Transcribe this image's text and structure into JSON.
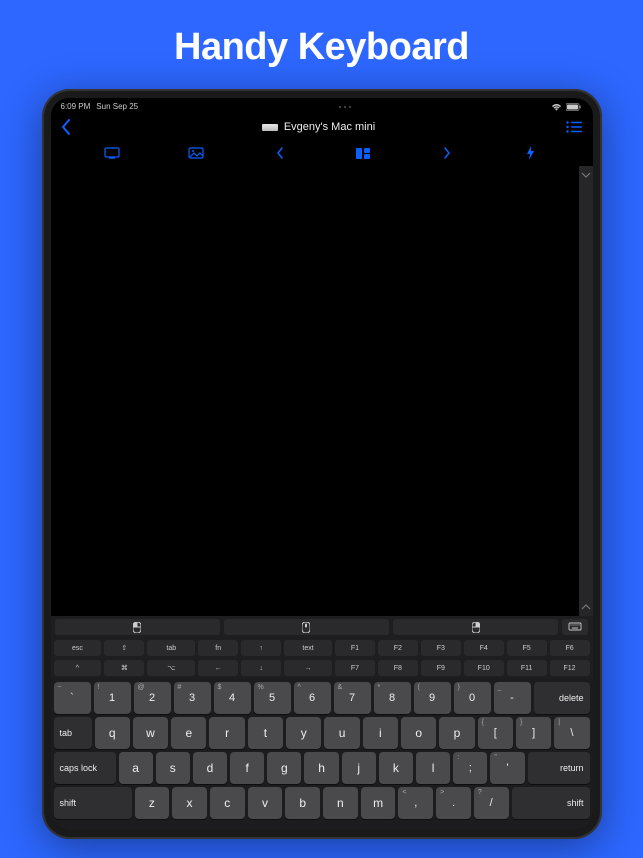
{
  "hero": {
    "title": "Handy Keyboard"
  },
  "status": {
    "time": "6:09 PM",
    "date": "Sun Sep 25"
  },
  "nav": {
    "device_name": "Evgeny's Mac mini"
  },
  "fnrow1": [
    "esc",
    "⇧",
    "tab",
    "fn",
    "↑",
    "text",
    "F1",
    "F2",
    "F3",
    "F4",
    "F5",
    "F6"
  ],
  "fnrow2": [
    "^",
    "⌘",
    "⌥",
    "←",
    "↓",
    "→",
    "F7",
    "F8",
    "F9",
    "F10",
    "F11",
    "F12"
  ],
  "numrow": [
    {
      "sub": "~",
      "main": "`"
    },
    {
      "sub": "!",
      "main": "1"
    },
    {
      "sub": "@",
      "main": "2"
    },
    {
      "sub": "#",
      "main": "3"
    },
    {
      "sub": "$",
      "main": "4"
    },
    {
      "sub": "%",
      "main": "5"
    },
    {
      "sub": "^",
      "main": "6"
    },
    {
      "sub": "&",
      "main": "7"
    },
    {
      "sub": "*",
      "main": "8"
    },
    {
      "sub": "(",
      "main": "9"
    },
    {
      "sub": ")",
      "main": "0"
    },
    {
      "sub": "_",
      "main": "-"
    }
  ],
  "keys": {
    "delete": "delete",
    "tab": "tab",
    "caps": "caps lock",
    "return": "return",
    "shift": "shift"
  },
  "row_q": [
    "q",
    "w",
    "e",
    "r",
    "t",
    "y",
    "u",
    "i",
    "o",
    "p"
  ],
  "row_q_tail": [
    {
      "sub": "{",
      "main": "["
    },
    {
      "sub": "}",
      "main": "]"
    },
    {
      "sub": "|",
      "main": "\\"
    }
  ],
  "row_a": [
    "a",
    "s",
    "d",
    "f",
    "g",
    "h",
    "j",
    "k",
    "l"
  ],
  "row_a_tail": [
    {
      "sub": ":",
      "main": ";"
    },
    {
      "sub": "\"",
      "main": "'"
    }
  ],
  "row_z": [
    "z",
    "x",
    "c",
    "v",
    "b",
    "n",
    "m"
  ],
  "row_z_tail": [
    {
      "sub": "<",
      "main": ","
    },
    {
      "sub": ">",
      "main": "."
    },
    {
      "sub": "?",
      "main": "/"
    }
  ]
}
==============================
→ **WHAT NEEDS TO BE DONE**
Give only the number of lines in the listing above that include the string "text".

→ **WRITTEN RESPONSE**
2